● **Records to process**
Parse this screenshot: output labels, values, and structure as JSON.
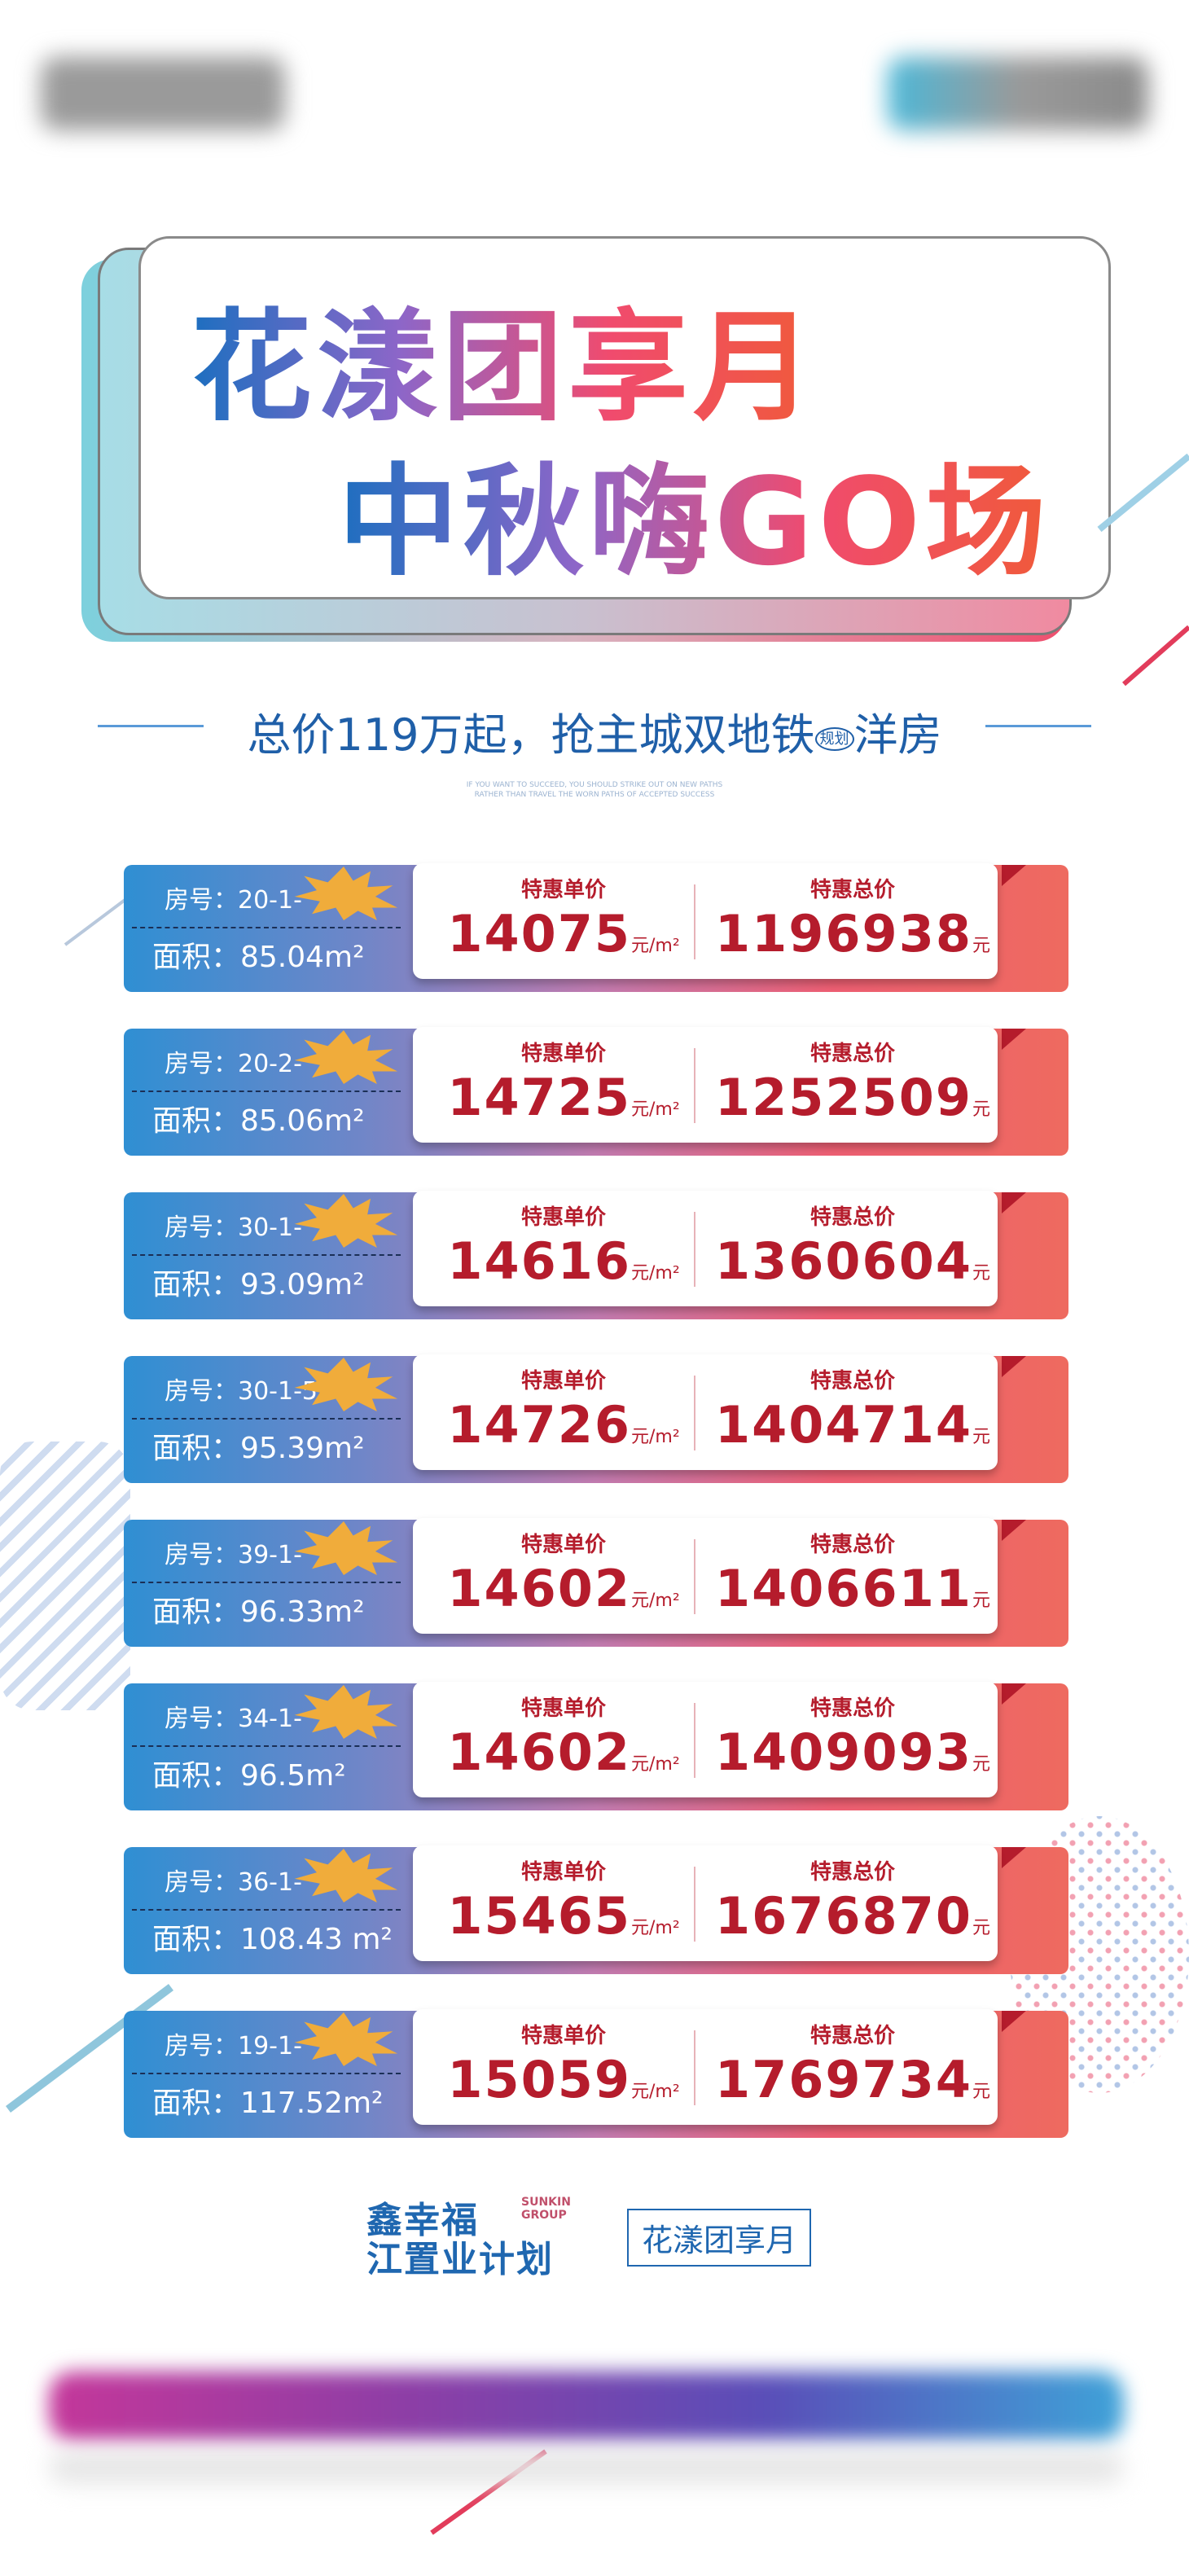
{
  "title": {
    "line1": "花漾团享月",
    "line2": "中秋嗨GO场"
  },
  "subtitle": {
    "prefix": "总价119万起，抢主城双地铁",
    "badge": "规划",
    "suffix": "洋房"
  },
  "fine_print": "IF YOU WANT TO SUCCEED, YOU SHOULD STRIKE OUT ON NEW PATHS RATHER THAN TRAVEL THE WORN PATHS OF ACCEPTED SUCCESS",
  "labels": {
    "unit_price": "特惠单价",
    "total_price": "特惠总价",
    "unit_price_suffix": "元/m²",
    "total_price_suffix": "元"
  },
  "rows": [
    {
      "room": "房号：20-1-",
      "area": "面积：85.04m²",
      "unit_price": "14075",
      "total": "1196938"
    },
    {
      "room": "房号：20-2-",
      "area": "面积：85.06m²",
      "unit_price": "14725",
      "total": "1252509"
    },
    {
      "room": "房号：30-1-",
      "area": "面积：93.09m²",
      "unit_price": "14616",
      "total": "1360604"
    },
    {
      "room": "房号：30-1-5",
      "area": "面积：95.39m²",
      "unit_price": "14726",
      "total": "1404714"
    },
    {
      "room": "房号：39-1-",
      "area": "面积：96.33m²",
      "unit_price": "14602",
      "total": "1406611"
    },
    {
      "room": "房号：34-1-",
      "area": "面积：96.5m²",
      "unit_price": "14602",
      "total": "1409093"
    },
    {
      "room": "房号：36-1-",
      "area": "面积：108.43 m²",
      "unit_price": "15465",
      "total": "1676870"
    },
    {
      "room": "房号：19-1-",
      "area": "面积：117.52m²",
      "unit_price": "15059",
      "total": "1769734"
    }
  ],
  "footer": {
    "logo1_line1": "鑫幸福",
    "logo1_line2": "江置业计划",
    "logo1_en": "SUNKIN GROUP",
    "logo2": "花漾团享月"
  },
  "colors": {
    "accent_red": "#b51c2c",
    "brand_blue": "#1f67b0",
    "gradient_start": "#2f8fd3",
    "gradient_end": "#ee5f73"
  }
}
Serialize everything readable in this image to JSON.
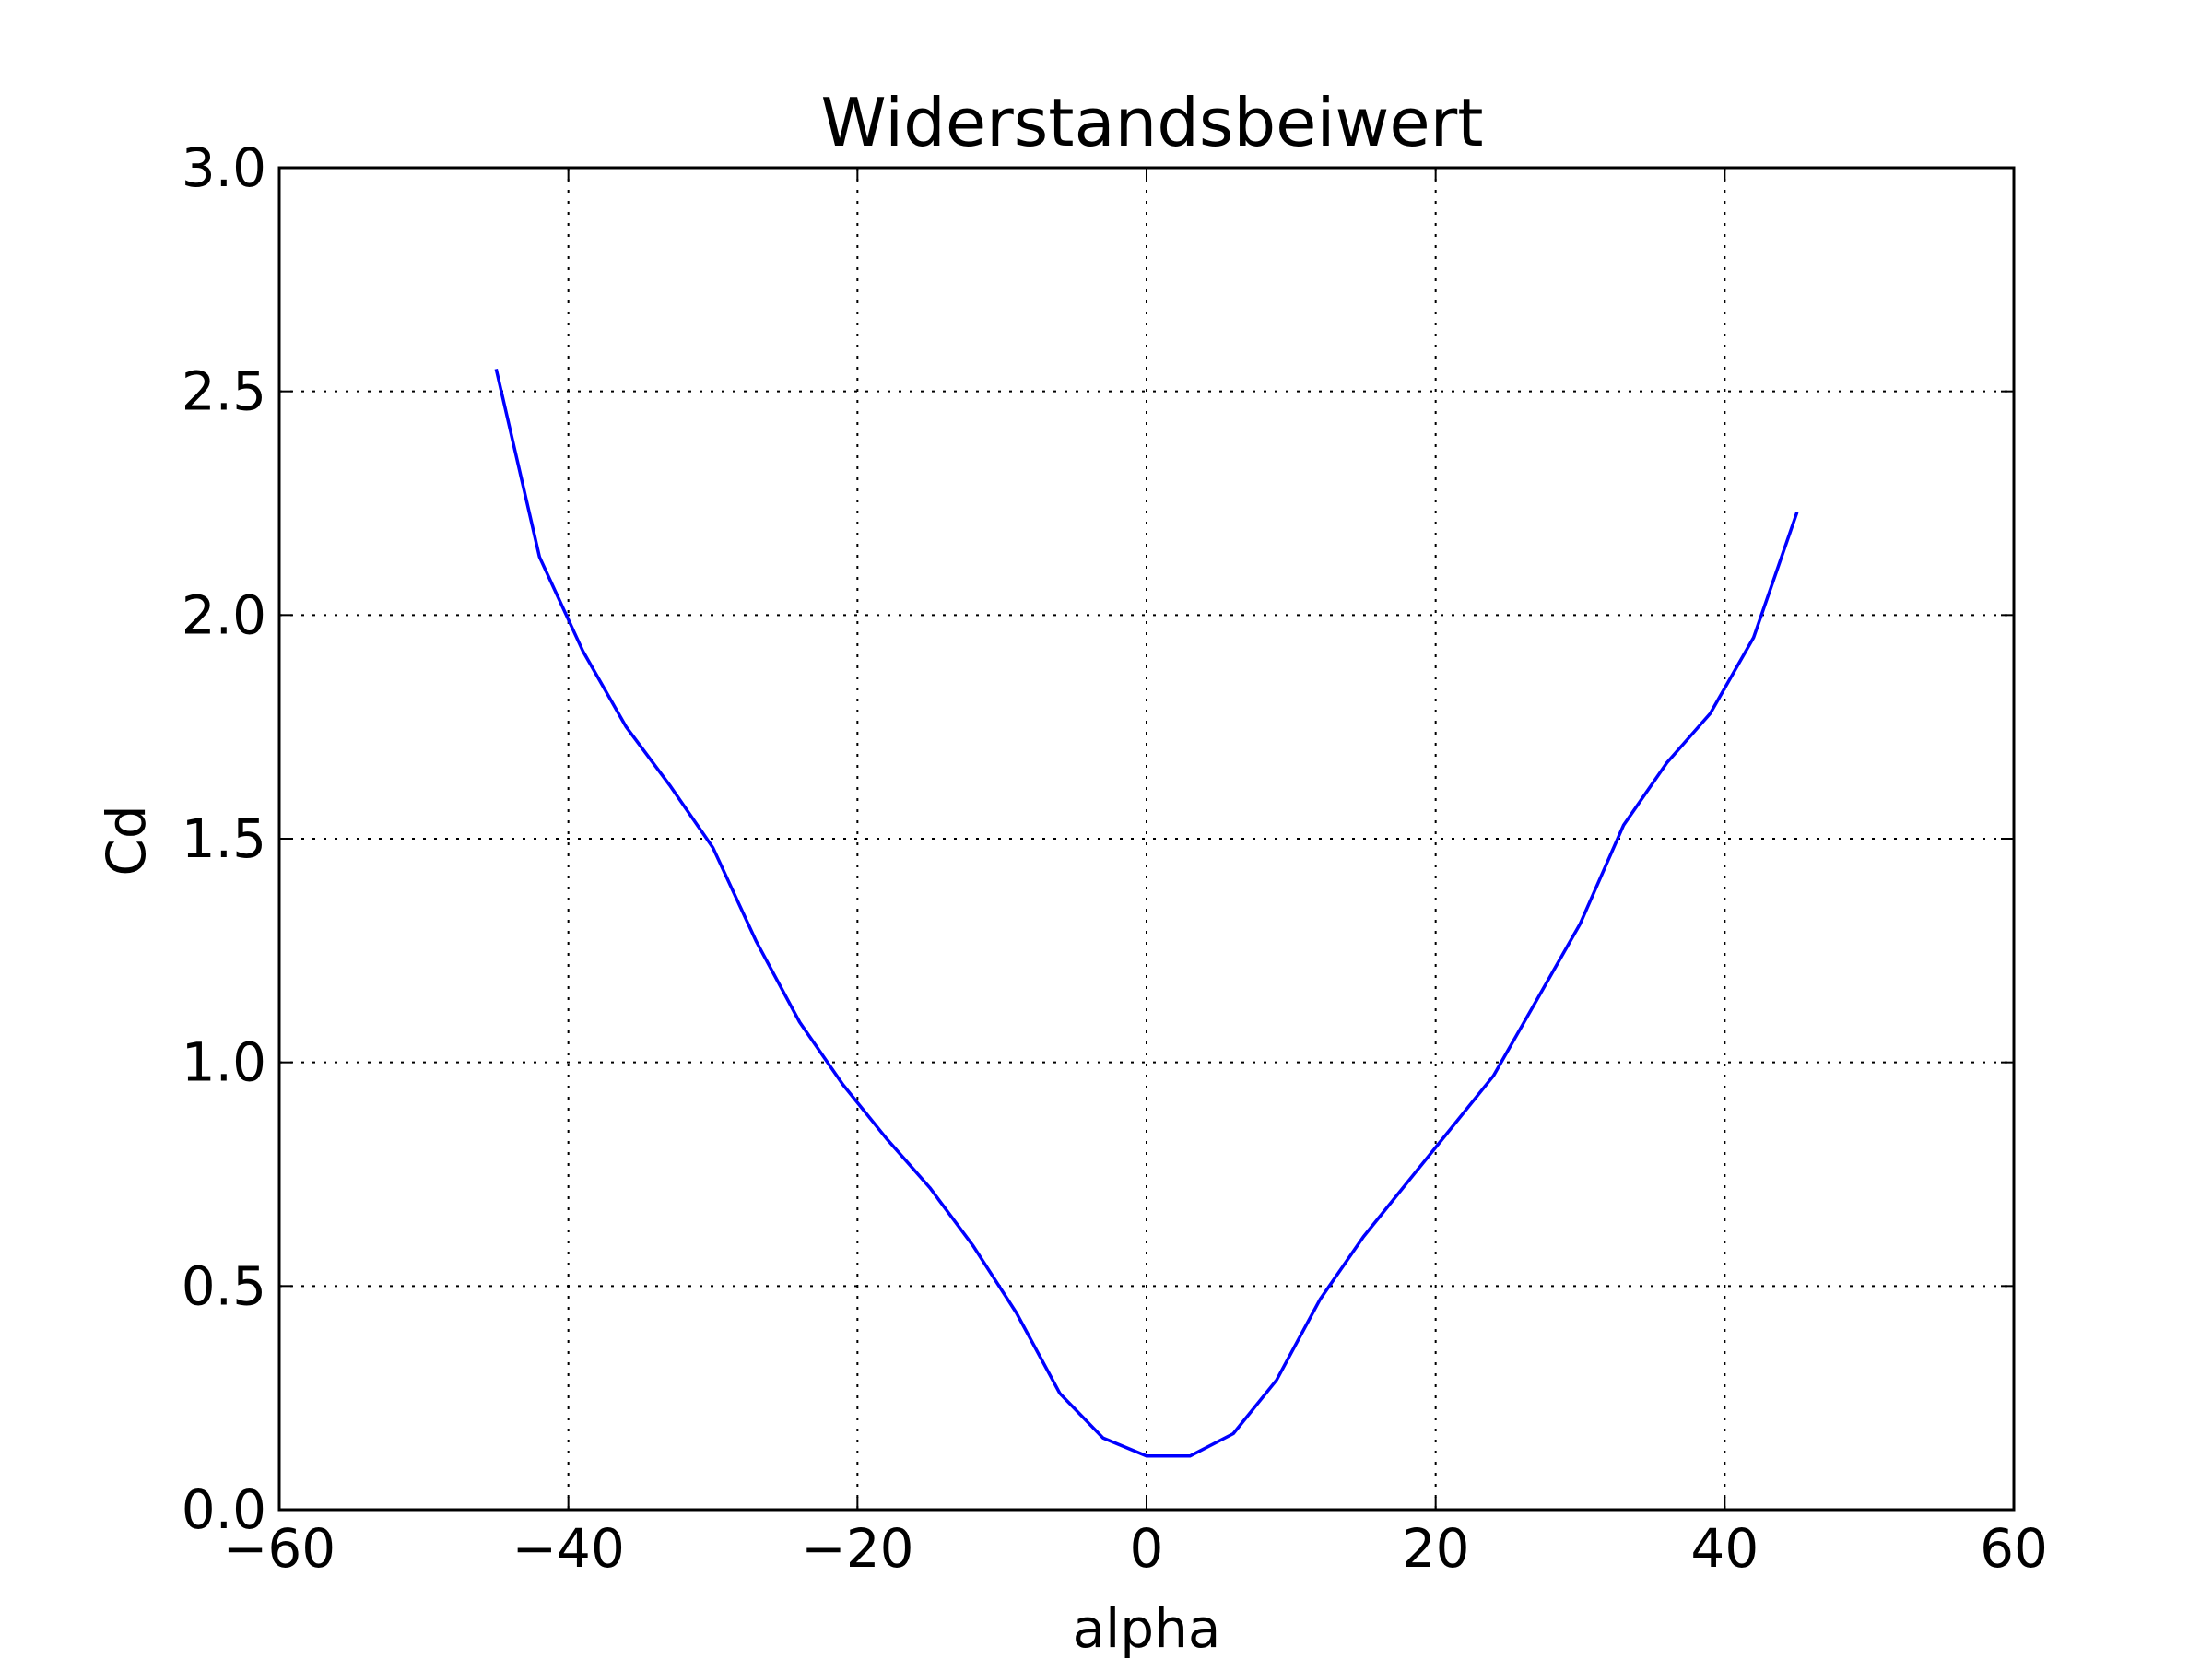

● **Task objective**
Repeat the data exactly, without the pictures.

● **Complete output**
Parse this screenshot: output labels, values, and structure as JSON.
{
  "title": {
    "line1": "花漾团享月",
    "line2": "中秋嗨GO场"
  },
  "subtitle": {
    "prefix": "总价119万起，抢主城双地铁",
    "badge": "规划",
    "suffix": "洋房"
  },
  "fine_print": "IF YOU WANT TO SUCCEED, YOU SHOULD STRIKE OUT ON NEW PATHS RATHER THAN TRAVEL THE WORN PATHS OF ACCEPTED SUCCESS",
  "labels": {
    "unit_price": "特惠单价",
    "total_price": "特惠总价",
    "unit_price_suffix": "元/m²",
    "total_price_suffix": "元"
  },
  "rows": [
    {
      "room": "房号：20-1-",
      "area": "面积：85.04m²",
      "unit_price": "14075",
      "total": "1196938"
    },
    {
      "room": "房号：20-2-",
      "area": "面积：85.06m²",
      "unit_price": "14725",
      "total": "1252509"
    },
    {
      "room": "房号：30-1-",
      "area": "面积：93.09m²",
      "unit_price": "14616",
      "total": "1360604"
    },
    {
      "room": "房号：30-1-5",
      "area": "面积：95.39m²",
      "unit_price": "14726",
      "total": "1404714"
    },
    {
      "room": "房号：39-1-",
      "area": "面积：96.33m²",
      "unit_price": "14602",
      "total": "1406611"
    },
    {
      "room": "房号：34-1-",
      "area": "面积：96.5m²",
      "unit_price": "14602",
      "total": "1409093"
    },
    {
      "room": "房号：36-1-",
      "area": "面积：108.43 m²",
      "unit_price": "15465",
      "total": "1676870"
    },
    {
      "room": "房号：19-1-",
      "area": "面积：117.52m²",
      "unit_price": "15059",
      "total": "1769734"
    }
  ],
  "footer": {
    "logo1_line1": "鑫幸福",
    "logo1_line2": "江置业计划",
    "logo1_en": "SUNKIN GROUP",
    "logo2": "花漾团享月"
  },
  "colors": {
    "accent_red": "#b51c2c",
    "brand_blue": "#1f67b0",
    "gradient_start": "#2f8fd3",
    "gradient_end": "#ee5f73"
  }
}
Serialize everything readable in this image to JSON.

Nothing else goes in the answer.